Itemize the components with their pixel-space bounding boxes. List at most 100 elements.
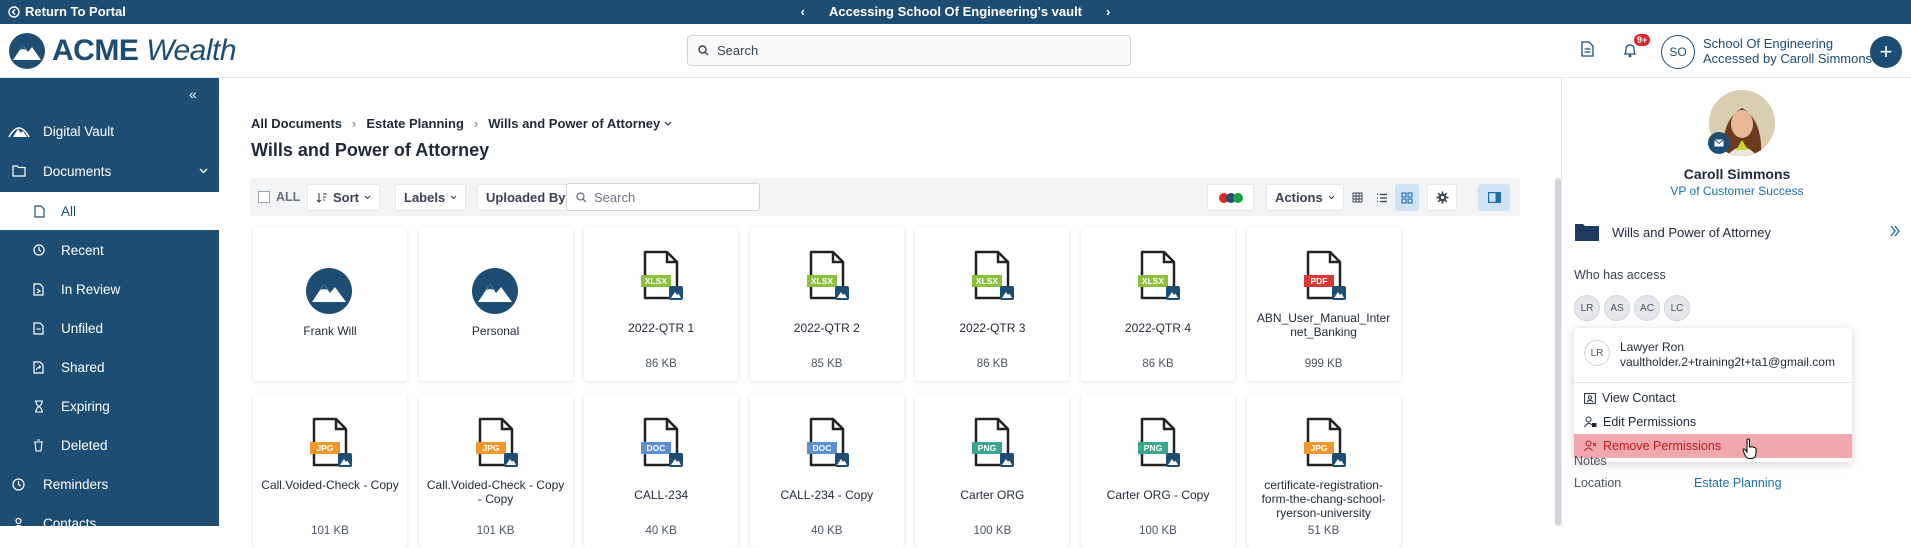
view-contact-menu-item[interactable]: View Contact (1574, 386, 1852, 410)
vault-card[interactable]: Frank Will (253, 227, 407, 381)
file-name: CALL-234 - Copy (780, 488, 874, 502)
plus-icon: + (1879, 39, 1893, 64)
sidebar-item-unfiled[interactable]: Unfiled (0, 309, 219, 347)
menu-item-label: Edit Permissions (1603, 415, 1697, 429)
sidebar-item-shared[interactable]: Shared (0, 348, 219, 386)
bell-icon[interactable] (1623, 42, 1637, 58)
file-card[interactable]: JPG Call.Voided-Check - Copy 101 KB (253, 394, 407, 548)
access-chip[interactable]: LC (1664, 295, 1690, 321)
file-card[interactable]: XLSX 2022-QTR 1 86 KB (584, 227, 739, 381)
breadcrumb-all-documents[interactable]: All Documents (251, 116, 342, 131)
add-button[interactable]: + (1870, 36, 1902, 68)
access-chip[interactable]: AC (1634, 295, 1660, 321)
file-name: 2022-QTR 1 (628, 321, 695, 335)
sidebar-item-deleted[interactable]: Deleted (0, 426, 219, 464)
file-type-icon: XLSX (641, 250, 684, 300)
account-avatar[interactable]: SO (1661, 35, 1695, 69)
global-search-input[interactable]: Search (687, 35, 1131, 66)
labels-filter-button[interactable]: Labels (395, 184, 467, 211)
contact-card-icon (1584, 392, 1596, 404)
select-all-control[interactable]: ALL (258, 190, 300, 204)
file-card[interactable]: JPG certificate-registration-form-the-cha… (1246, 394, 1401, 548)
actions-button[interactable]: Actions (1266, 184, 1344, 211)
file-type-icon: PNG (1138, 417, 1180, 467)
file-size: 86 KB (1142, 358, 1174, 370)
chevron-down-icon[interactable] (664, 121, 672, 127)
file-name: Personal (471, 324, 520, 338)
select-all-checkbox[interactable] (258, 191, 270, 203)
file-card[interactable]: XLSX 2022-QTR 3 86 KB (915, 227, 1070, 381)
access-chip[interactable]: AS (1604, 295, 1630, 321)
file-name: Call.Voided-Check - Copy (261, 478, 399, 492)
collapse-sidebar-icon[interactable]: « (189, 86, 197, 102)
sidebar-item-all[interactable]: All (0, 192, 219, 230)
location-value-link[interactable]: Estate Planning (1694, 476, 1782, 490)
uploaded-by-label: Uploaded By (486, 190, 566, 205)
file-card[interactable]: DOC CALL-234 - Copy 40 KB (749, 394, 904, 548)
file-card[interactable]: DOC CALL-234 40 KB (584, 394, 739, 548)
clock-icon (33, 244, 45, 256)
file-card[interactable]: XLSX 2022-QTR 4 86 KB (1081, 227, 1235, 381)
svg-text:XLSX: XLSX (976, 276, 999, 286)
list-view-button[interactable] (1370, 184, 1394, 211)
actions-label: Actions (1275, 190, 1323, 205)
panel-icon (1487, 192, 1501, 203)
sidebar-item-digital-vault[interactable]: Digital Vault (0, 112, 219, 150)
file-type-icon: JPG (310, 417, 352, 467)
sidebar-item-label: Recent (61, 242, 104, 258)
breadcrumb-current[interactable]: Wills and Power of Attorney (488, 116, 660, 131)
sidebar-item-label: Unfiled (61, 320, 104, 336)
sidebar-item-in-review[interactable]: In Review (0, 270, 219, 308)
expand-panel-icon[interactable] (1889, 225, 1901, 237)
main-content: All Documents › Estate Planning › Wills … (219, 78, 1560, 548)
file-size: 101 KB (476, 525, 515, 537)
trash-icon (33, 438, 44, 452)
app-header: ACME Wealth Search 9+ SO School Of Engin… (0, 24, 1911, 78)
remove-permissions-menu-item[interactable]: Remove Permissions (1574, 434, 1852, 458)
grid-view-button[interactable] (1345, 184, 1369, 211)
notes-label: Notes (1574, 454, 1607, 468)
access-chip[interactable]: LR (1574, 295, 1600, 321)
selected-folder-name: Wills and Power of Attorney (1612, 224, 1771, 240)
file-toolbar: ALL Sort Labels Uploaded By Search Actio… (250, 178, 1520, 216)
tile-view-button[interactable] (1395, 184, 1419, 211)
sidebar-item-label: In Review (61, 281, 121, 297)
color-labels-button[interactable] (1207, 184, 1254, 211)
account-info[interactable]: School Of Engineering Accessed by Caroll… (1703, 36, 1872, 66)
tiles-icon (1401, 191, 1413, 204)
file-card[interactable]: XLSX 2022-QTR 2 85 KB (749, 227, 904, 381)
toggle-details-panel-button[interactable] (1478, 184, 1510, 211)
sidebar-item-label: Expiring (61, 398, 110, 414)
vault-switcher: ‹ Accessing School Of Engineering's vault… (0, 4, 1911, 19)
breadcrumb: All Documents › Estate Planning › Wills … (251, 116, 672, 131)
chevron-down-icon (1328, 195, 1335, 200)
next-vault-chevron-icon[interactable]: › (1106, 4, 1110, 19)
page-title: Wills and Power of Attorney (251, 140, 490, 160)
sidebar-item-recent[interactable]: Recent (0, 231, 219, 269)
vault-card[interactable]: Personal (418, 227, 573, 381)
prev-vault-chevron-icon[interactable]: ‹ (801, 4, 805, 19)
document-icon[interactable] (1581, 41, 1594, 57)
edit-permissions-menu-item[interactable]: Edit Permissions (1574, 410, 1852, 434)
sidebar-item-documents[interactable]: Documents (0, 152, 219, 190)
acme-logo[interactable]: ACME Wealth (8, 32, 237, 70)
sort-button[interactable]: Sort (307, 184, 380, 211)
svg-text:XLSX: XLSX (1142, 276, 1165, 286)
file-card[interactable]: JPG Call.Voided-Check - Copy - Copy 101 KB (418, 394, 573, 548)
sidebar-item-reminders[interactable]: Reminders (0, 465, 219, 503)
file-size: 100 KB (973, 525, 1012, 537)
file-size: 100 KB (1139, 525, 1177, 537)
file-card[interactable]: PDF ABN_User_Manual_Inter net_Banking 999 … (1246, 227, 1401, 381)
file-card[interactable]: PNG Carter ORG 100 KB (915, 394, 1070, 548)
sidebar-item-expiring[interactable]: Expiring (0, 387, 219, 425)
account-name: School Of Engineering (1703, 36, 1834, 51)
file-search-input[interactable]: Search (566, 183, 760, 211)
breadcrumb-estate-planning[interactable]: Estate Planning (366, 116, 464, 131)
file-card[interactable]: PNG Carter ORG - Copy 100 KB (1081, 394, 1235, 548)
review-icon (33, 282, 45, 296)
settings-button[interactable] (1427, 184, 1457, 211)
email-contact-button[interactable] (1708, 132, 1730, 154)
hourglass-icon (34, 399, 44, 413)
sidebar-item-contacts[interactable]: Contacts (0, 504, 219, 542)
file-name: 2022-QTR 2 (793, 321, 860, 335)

★ ★ ★ ★

## INSTRUCTIONS FOR THE TASK:
Duplicate every line of the records above verbatim, leaving out the picture placeholders.

## SOLUTION FOR THIS EXERCISE:
Itemize the components with their pixel-space bounding boxes. List at most 100 elements.
view-contact-menu-item[interactable]: View Contact (1574, 386, 1852, 410)
vault-card[interactable]: Frank Will (253, 227, 407, 381)
file-name: CALL-234 - Copy (780, 488, 874, 502)
plus-icon: + (1879, 39, 1893, 64)
sidebar-item-unfiled[interactable]: Unfiled (0, 309, 219, 347)
menu-item-label: Edit Permissions (1603, 415, 1697, 429)
sidebar-item-shared[interactable]: Shared (0, 348, 219, 386)
bell-icon[interactable] (1623, 42, 1637, 58)
file-card[interactable]: JPG Call.Voided-Check - Copy 101 KB (253, 394, 407, 548)
access-chip[interactable]: LC (1664, 295, 1690, 321)
file-card[interactable]: XLSX 2022-QTR 1 86 KB (584, 227, 739, 381)
breadcrumb-all-documents[interactable]: All Documents (251, 116, 342, 131)
add-button[interactable]: + (1870, 36, 1902, 68)
access-chip[interactable]: AC (1634, 295, 1660, 321)
file-name: 2022-QTR 1 (628, 321, 695, 335)
sidebar-item-deleted[interactable]: Deleted (0, 426, 219, 464)
file-type-icon: XLSX (641, 250, 684, 300)
account-avatar[interactable]: SO (1661, 35, 1695, 69)
global-search-input[interactable]: Search (687, 35, 1131, 66)
labels-filter-button[interactable]: Labels (395, 184, 467, 211)
contact-card-icon (1584, 392, 1596, 404)
select-all-control[interactable]: ALL (258, 190, 300, 204)
file-card[interactable]: JPG certificate-registration-form-the-cha… (1246, 394, 1401, 548)
actions-button[interactable]: Actions (1266, 184, 1344, 211)
file-type-icon: PNG (1138, 417, 1180, 467)
file-size: 86 KB (1142, 358, 1174, 370)
chevron-down-icon[interactable] (664, 121, 672, 127)
file-name: Personal (471, 324, 520, 338)
select-all-checkbox[interactable] (258, 191, 270, 203)
file-card[interactable]: XLSX 2022-QTR 3 86 KB (915, 227, 1070, 381)
access-chip[interactable]: AS (1604, 295, 1630, 321)
file-name: Call.Voided-Check - Copy (261, 478, 399, 492)
collapse-sidebar-icon[interactable]: « (189, 86, 197, 102)
sidebar-item-all[interactable]: All (0, 192, 219, 230)
location-value-link[interactable]: Estate Planning (1694, 476, 1782, 490)
uploaded-by-label: Uploaded By (486, 190, 566, 205)
file-card[interactable]: DOC CALL-234 - Copy 40 KB (749, 394, 904, 548)
file-card[interactable]: DOC CALL-234 40 KB (584, 394, 739, 548)
clock-icon (33, 244, 45, 256)
file-card[interactable]: XLSX 2022-QTR 4 86 KB (1081, 227, 1235, 381)
svg-text:XLSX: XLSX (976, 276, 999, 286)
list-view-button[interactable] (1370, 184, 1394, 211)
actions-label: Actions (1275, 190, 1323, 205)
panel-icon (1487, 192, 1501, 203)
sidebar-item-digital-vault[interactable]: Digital Vault (0, 112, 219, 150)
file-type-icon: JPG (310, 417, 352, 467)
sidebar-item-label: Recent (61, 242, 104, 258)
breadcrumb-current[interactable]: Wills and Power of Attorney (488, 116, 660, 131)
sidebar-item-label: Unfiled (61, 320, 104, 336)
sidebar-item-in-review[interactable]: In Review (0, 270, 219, 308)
expand-panel-icon[interactable] (1889, 225, 1901, 237)
main-content: All Documents › Estate Planning › Wills … (219, 78, 1560, 548)
file-size: 101 KB (476, 525, 515, 537)
trash-icon (33, 438, 44, 452)
app-header: ACME Wealth Search 9+ SO School Of Engin… (0, 24, 1911, 78)
remove-permissions-menu-item[interactable]: Remove Permissions (1574, 434, 1852, 458)
grid-view-button[interactable] (1345, 184, 1369, 211)
notes-label: Notes (1574, 454, 1607, 468)
access-chip[interactable]: LR (1574, 295, 1600, 321)
selected-folder-name: Wills and Power of Attorney (1612, 224, 1771, 240)
file-toolbar: ALL Sort Labels Uploaded By Search Actio… (250, 178, 1520, 216)
tile-view-button[interactable] (1395, 184, 1419, 211)
sidebar-item-label: In Review (61, 281, 121, 297)
color-labels-button[interactable] (1207, 184, 1254, 211)
account-info[interactable]: School Of Engineering Accessed by Caroll… (1703, 36, 1872, 66)
tiles-icon (1401, 191, 1413, 204)
file-card[interactable]: XLSX 2022-QTR 2 85 KB (749, 227, 904, 381)
toggle-details-panel-button[interactable] (1478, 184, 1510, 211)
sidebar-item-label: Expiring (61, 398, 110, 414)
vault-switcher: ‹ Accessing School Of Engineering's vault… (0, 4, 1911, 19)
breadcrumb: All Documents › Estate Planning › Wills … (251, 116, 672, 131)
chevron-down-icon (1328, 195, 1335, 200)
next-vault-chevron-icon[interactable]: › (1106, 4, 1110, 19)
page-title: Wills and Power of Attorney (251, 140, 490, 160)
sidebar-item-recent[interactable]: Recent (0, 231, 219, 269)
vault-card[interactable]: Personal (418, 227, 573, 381)
prev-vault-chevron-icon[interactable]: ‹ (801, 4, 805, 19)
document-icon[interactable] (1581, 41, 1594, 57)
edit-permissions-menu-item[interactable]: Edit Permissions (1574, 410, 1852, 434)
sidebar-item-documents[interactable]: Documents (0, 152, 219, 190)
acme-logo[interactable]: ACME Wealth (8, 32, 237, 70)
sort-button[interactable]: Sort (307, 184, 380, 211)
svg-text:XLSX: XLSX (1142, 276, 1165, 286)
file-card[interactable]: JPG Call.Voided-Check - Copy - Copy 101 KB (418, 394, 573, 548)
sidebar-item-reminders[interactable]: Reminders (0, 465, 219, 503)
file-size: 100 KB (973, 525, 1012, 537)
file-size: 100 KB (1139, 525, 1177, 537)
file-card[interactable]: PDF ABN_User_Manual_Inter net_Banking 999 … (1246, 227, 1401, 381)
file-card[interactable]: PNG Carter ORG 100 KB (915, 394, 1070, 548)
sidebar-item-expiring[interactable]: Expiring (0, 387, 219, 425)
account-name: School Of Engineering (1703, 36, 1834, 51)
file-search-input[interactable]: Search (566, 183, 760, 211)
breadcrumb-estate-planning[interactable]: Estate Planning (366, 116, 464, 131)
file-card[interactable]: PNG Carter ORG - Copy 100 KB (1081, 394, 1235, 548)
review-icon (33, 282, 45, 296)
settings-button[interactable] (1427, 184, 1457, 211)
email-contact-button[interactable] (1708, 132, 1730, 154)
hourglass-icon (34, 399, 44, 413)
sidebar-item-contacts[interactable]: Contacts (0, 504, 219, 542)
file-name: 2022-QTR 2 (793, 321, 860, 335)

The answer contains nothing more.